Complete the following:
(1) Translate this sentence from the carbon capture page into Spanish: "To capture more CO₂, more stacks are added."
(2) In the carbon capture page, rewrite everything from "Verdox, in contrast, has" down to "for larger applications.", substituting "plates" for "electrodes".
(3) List every sentence in the paragraph of the carbon capture page that begins "Our solutions are comprised".

:: Passage provided

Breaking new ground.

 

Traditional carbon capture systems function like sponges for CO₂. When CO₂ comes in contact with the capture material, it is soaked up and trapped inside of the structure. The CO₂ is then squeezed out in the release process by applying large amounts of heat, which breaks the bonds between the CO₂ and the capture material. This process uses vast amounts of energy and is therefore difficult to scale.


Verdox, in contrast, has designed an electric system that makes it easier to both soak up the CO₂ and squeeze it back out. The design of our capture devices allows for gases to flow through with less resistance, making the soaking process more efficient. Instead of squeezing out the CO₂ with heat, we also only apply a specific voltage to the capture material to release the CO₂. This radically different approach allows for far more efficient capture and release of CO₂ using only electricity, and without the need for heat or water.

 
 
 
 
 
 

Shaping the system.

 

Our solutions are comprised of stacks of electrodes that are assembled in arrays. To capture more CO₂, more stacks are added. This modular approach makes the technology highly scalable and eliminates the need to redesign systems for larger applications.

::::
:: Given material

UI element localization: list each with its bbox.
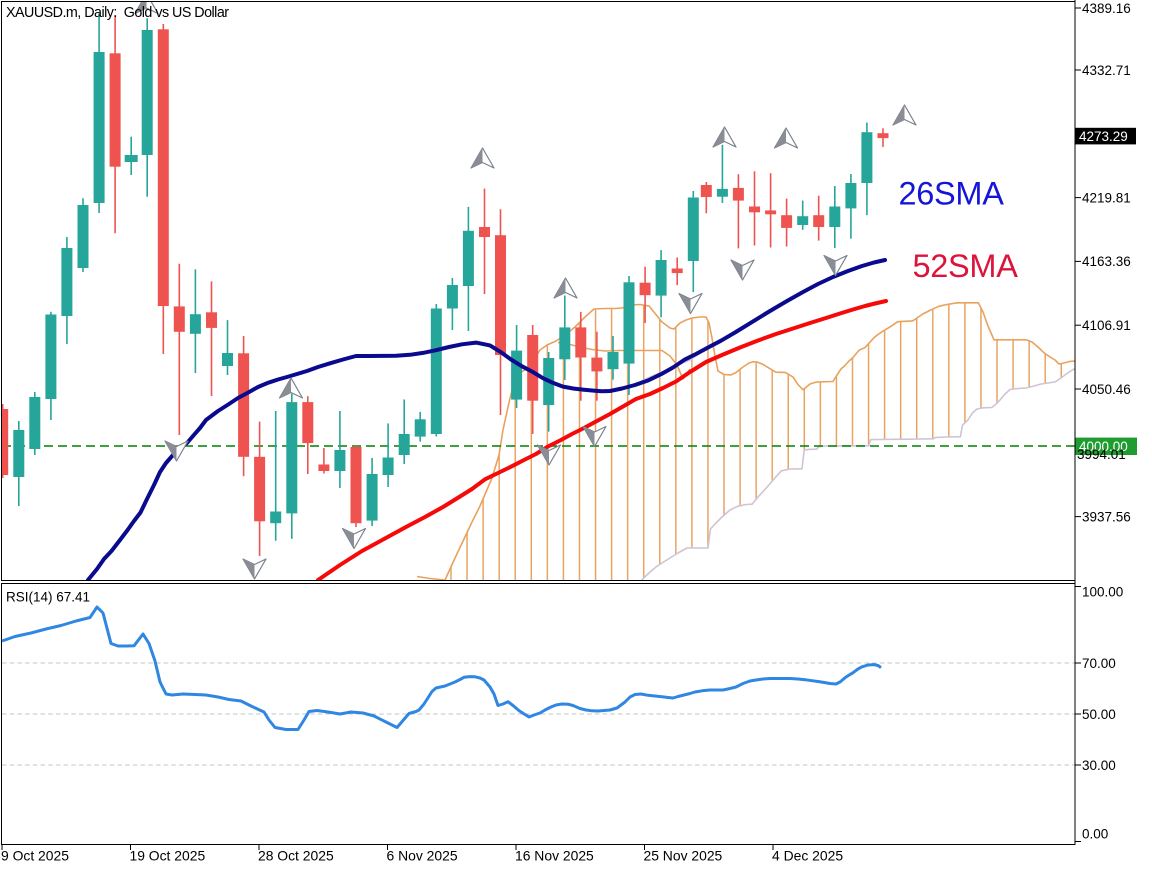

::::

Answers to the problems:
(1) Para capturar más CO₂, se añaden más pilas.

(2)
Verdox, in contrast, has designed an electric system that makes it easier to both soak up the CO₂ and squeeze it back out. The design of our capture devices allows for gases to flow through with less resistance, making the soaking process more efficient. Instead of squeezing out the CO₂ with heat, we also only apply a specific voltage to the capture material to release the CO₂. This radically different approach allows for far more efficient capture and release of CO₂ using only electricity, and without the need for heat or water.

 
 
 
 
 
 

Shaping the system.

 

Our solutions are comprised of stacks of plates that are assembled in arrays. To capture more CO₂, more stacks are added. This modular approach makes the technology highly scalable and eliminates the need to redesign systems for larger applications.

(3)
- Our solutions are comprised of stacks of electrodes that are assembled in arrays.
- To capture more CO₂, more stacks are added.
- This modular approach makes the technology highly scalable and eliminates the need to redesign systems for larger applications.